Stored data
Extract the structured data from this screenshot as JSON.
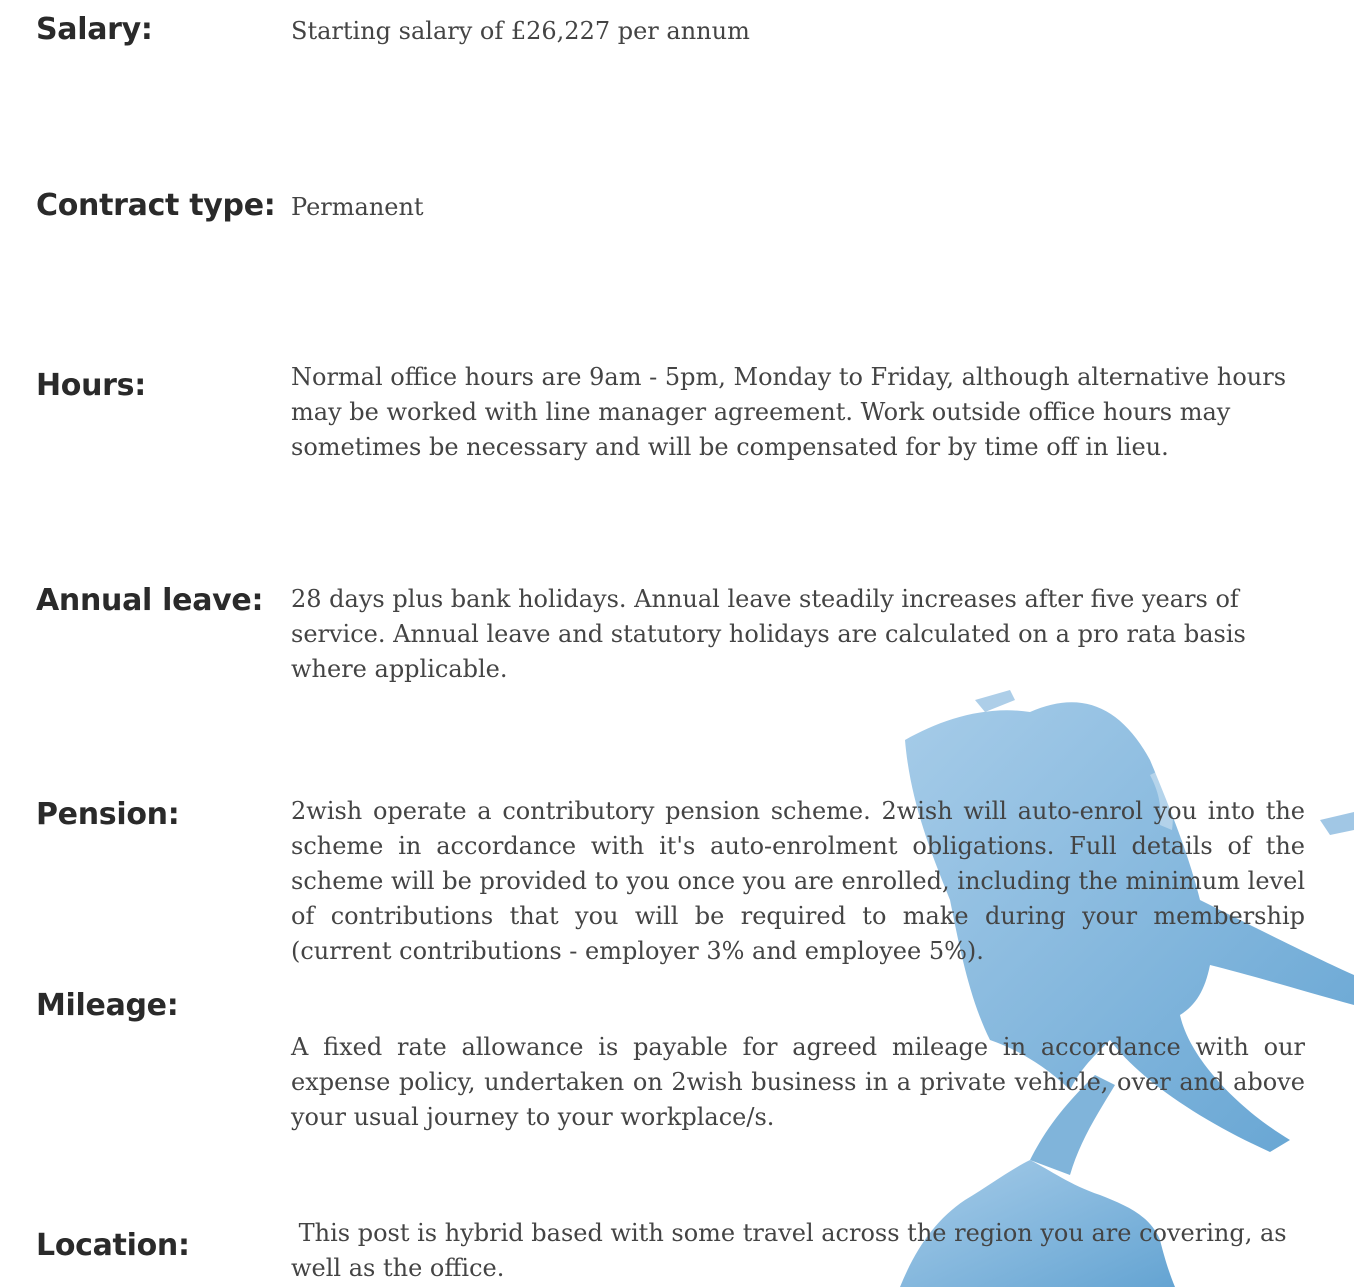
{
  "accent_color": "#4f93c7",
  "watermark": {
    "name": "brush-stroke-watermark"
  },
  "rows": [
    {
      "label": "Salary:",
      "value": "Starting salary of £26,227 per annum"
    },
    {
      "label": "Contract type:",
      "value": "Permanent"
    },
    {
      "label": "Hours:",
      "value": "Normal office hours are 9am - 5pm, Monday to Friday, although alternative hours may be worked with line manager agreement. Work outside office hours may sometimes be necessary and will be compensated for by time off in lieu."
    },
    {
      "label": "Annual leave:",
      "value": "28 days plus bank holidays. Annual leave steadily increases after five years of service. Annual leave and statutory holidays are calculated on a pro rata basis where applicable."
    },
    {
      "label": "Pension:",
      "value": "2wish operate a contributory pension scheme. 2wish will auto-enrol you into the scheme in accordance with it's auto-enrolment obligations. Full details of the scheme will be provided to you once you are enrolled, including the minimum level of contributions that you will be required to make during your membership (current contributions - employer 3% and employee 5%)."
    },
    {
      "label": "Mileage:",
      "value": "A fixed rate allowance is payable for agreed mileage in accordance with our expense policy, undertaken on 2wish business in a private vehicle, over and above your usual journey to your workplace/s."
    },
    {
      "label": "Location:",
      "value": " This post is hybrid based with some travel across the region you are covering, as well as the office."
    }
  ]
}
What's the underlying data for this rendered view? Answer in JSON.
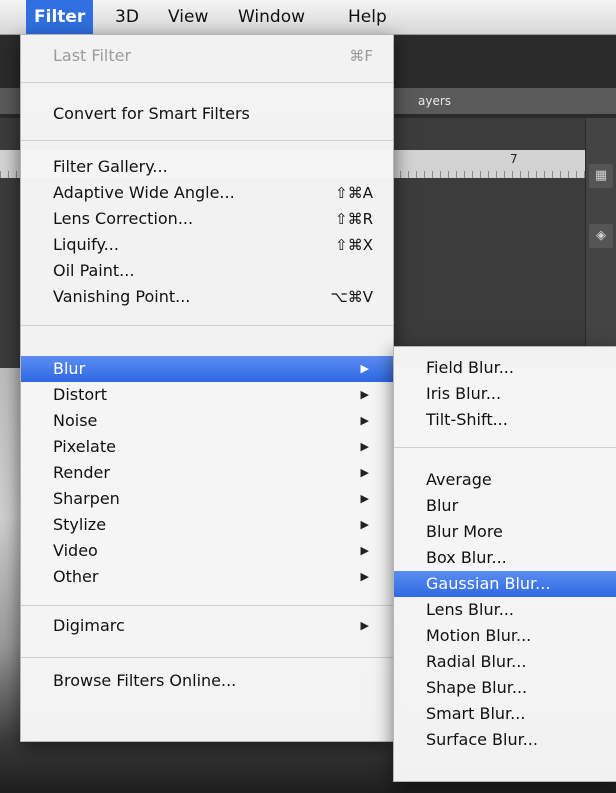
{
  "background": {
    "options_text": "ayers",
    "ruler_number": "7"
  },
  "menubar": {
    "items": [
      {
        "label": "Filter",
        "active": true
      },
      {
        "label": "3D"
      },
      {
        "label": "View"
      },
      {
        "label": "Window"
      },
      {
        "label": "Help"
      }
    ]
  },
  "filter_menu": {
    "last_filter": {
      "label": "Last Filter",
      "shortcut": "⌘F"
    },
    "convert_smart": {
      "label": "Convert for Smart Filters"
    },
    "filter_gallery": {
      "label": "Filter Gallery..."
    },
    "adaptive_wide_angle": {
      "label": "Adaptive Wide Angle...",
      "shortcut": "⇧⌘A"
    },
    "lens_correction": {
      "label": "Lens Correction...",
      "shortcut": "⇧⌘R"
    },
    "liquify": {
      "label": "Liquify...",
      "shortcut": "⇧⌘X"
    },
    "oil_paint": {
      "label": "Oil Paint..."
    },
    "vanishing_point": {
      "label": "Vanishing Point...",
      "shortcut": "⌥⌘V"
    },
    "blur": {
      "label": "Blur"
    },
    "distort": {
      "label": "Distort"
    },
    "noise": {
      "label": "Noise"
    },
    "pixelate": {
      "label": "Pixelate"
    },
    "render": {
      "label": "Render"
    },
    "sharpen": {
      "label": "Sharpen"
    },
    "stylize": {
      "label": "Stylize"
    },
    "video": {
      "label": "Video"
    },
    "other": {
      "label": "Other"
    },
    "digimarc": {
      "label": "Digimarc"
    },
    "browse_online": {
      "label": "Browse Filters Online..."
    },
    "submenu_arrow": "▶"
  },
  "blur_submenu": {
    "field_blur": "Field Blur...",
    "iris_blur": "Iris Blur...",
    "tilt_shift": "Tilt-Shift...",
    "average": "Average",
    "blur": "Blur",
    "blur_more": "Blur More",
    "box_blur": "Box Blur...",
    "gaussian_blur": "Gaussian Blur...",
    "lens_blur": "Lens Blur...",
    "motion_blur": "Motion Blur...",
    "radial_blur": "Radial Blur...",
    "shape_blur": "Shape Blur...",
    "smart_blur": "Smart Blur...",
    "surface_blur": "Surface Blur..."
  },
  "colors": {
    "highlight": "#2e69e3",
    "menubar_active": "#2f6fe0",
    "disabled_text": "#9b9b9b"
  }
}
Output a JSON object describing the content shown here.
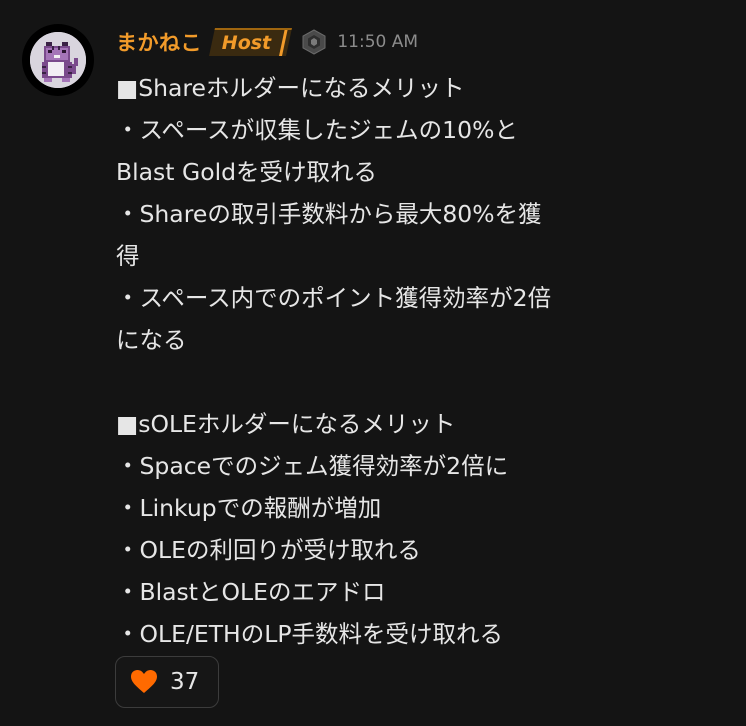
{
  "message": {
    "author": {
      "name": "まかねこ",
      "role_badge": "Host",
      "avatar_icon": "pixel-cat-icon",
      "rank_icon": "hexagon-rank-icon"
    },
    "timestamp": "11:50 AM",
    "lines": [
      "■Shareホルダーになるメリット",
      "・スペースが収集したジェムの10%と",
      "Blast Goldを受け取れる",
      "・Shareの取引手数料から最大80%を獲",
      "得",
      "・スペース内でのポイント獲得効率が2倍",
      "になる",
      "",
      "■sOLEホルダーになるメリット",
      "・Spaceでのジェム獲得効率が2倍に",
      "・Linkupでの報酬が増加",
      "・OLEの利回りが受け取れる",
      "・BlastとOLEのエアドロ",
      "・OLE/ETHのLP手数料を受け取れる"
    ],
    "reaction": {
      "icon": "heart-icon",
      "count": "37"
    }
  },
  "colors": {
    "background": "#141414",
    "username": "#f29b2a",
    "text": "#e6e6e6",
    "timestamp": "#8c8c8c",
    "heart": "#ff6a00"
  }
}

* [GIVEN REQUEST]
Print again, word for word, every line from the line with "Output a JSON" to the final line of the records, inclusive; skip the pictures.

* [RESPONSE BELOW]
Output a JSON object describing the content shown here.
{
  "message": {
    "author": {
      "name": "まかねこ",
      "role_badge": "Host",
      "avatar_icon": "pixel-cat-icon",
      "rank_icon": "hexagon-rank-icon"
    },
    "timestamp": "11:50 AM",
    "lines": [
      "■Shareホルダーになるメリット",
      "・スペースが収集したジェムの10%と",
      "Blast Goldを受け取れる",
      "・Shareの取引手数料から最大80%を獲",
      "得",
      "・スペース内でのポイント獲得効率が2倍",
      "になる",
      "",
      "■sOLEホルダーになるメリット",
      "・Spaceでのジェム獲得効率が2倍に",
      "・Linkupでの報酬が増加",
      "・OLEの利回りが受け取れる",
      "・BlastとOLEのエアドロ",
      "・OLE/ETHのLP手数料を受け取れる"
    ],
    "reaction": {
      "icon": "heart-icon",
      "count": "37"
    }
  },
  "colors": {
    "background": "#141414",
    "username": "#f29b2a",
    "text": "#e6e6e6",
    "timestamp": "#8c8c8c",
    "heart": "#ff6a00"
  }
}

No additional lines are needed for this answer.